# START OF Data lines

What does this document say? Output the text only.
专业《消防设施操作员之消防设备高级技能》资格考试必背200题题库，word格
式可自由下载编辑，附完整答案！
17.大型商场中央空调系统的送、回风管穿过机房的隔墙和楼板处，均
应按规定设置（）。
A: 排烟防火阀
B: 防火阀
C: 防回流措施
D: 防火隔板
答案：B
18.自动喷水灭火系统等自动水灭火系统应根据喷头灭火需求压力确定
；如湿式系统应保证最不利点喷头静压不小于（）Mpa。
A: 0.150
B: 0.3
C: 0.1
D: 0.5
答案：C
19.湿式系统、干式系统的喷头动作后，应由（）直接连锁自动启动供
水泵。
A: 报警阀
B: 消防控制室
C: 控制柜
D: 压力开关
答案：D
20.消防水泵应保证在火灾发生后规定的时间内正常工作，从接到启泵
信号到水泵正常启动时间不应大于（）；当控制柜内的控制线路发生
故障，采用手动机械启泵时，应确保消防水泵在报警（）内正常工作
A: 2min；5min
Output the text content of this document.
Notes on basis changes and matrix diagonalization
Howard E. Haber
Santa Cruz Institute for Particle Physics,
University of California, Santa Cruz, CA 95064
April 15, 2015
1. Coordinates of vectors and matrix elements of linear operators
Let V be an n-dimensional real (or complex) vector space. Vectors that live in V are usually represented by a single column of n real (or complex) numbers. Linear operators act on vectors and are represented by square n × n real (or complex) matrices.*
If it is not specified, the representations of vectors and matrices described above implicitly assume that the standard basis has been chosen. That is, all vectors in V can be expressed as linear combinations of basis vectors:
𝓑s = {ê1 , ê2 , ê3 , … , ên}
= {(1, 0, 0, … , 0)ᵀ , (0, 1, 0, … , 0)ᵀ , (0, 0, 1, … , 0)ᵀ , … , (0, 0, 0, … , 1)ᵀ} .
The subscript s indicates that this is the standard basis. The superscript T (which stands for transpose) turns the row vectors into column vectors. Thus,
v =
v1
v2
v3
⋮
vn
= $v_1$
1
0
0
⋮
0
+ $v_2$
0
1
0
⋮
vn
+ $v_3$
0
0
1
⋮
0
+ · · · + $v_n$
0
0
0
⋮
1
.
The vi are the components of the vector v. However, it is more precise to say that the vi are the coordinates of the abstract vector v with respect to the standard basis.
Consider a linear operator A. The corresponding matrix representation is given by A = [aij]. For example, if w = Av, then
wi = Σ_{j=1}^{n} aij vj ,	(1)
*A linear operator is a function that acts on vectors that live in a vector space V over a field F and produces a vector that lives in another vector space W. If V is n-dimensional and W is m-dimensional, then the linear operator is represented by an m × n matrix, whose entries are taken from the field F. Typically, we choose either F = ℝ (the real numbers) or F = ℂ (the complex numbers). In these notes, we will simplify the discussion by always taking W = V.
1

# END OF Data lines

Return every entry verbatim.

What does this document say? Output the text only.
专业《消防设施操作员之消防设备高级技能》资格考试必背200题题库，word格
式可自由下载编辑，附完整答案！
17.大型商场中央空调系统的送、回风管穿过机房的隔墙和楼板处，均
应按规定设置（）。
A: 排烟防火阀
B: 防火阀
C: 防回流措施
D: 防火隔板
答案：B
18.自动喷水灭火系统等自动水灭火系统应根据喷头灭火需求压力确定
；如湿式系统应保证最不利点喷头静压不小于（）Mpa。
A: 0.150
B: 0.3
C: 0.1
D: 0.5
答案：C
19.湿式系统、干式系统的喷头动作后，应由（）直接连锁自动启动供
水泵。
A: 报警阀
B: 消防控制室
C: 控制柜
D: 压力开关
答案：D
20.消防水泵应保证在火灾发生后规定的时间内正常工作，从接到启泵
信号到水泵正常启动时间不应大于（）；当控制柜内的控制线路发生
故障，采用手动机械启泵时，应确保消防水泵在报警（）内正常工作
A: 2min；5min
Output the text content of this document.
Notes on basis changes and matrix diagonalization
Howard E. Haber
Santa Cruz Institute for Particle Physics,
University of California, Santa Cruz, CA 95064
April 15, 2015
1. Coordinates of vectors and matrix elements of linear operators
Let V be an n-dimensional real (or complex) vector space. Vectors that live in V are usually represented by a single column of n real (or complex) numbers. Linear operators act on vectors and are represented by square n × n real (or complex) matrices.*
If it is not specified, the representations of vectors and matrices described above implicitly assume that the standard basis has been chosen. That is, all vectors in V can be expressed as linear combinations of basis vectors:
𝓑s = {ê1 , ê2 , ê3 , … , ên}
= {(1, 0, 0, … , 0)ᵀ , (0, 1, 0, … , 0)ᵀ , (0, 0, 1, … , 0)ᵀ , … , (0, 0, 0, … , 1)ᵀ} .
The subscript s indicates that this is the standard basis. The superscript T (which stands for transpose) turns the row vectors into column vectors. Thus,
v =
v1
v2
v3
⋮
vn
= $v_1$
1
0
0
⋮
0
+ $v_2$
0
1
0
⋮
vn
+ $v_3$
0
0
1
⋮
0
+ · · · + $v_n$
0
0
0
⋮
1
.
The vi are the components of the vector v. However, it is more precise to say that the vi are the coordinates of the abstract vector v with respect to the standard basis.
Consider a linear operator A. The corresponding matrix representation is given by A = [aij]. For example, if w = Av, then
wi = Σ_{j=1}^{n} aij vj ,	(1)
*A linear operator is a function that acts on vectors that live in a vector space V over a field F and produces a vector that lives in another vector space W. If V is n-dimensional and W is m-dimensional, then the linear operator is represented by an m × n matrix, whose entries are taken from the field F. Typically, we choose either F = ℝ (the real numbers) or F = ℂ (the complex numbers). In these notes, we will simplify the discussion by always taking W = V.
1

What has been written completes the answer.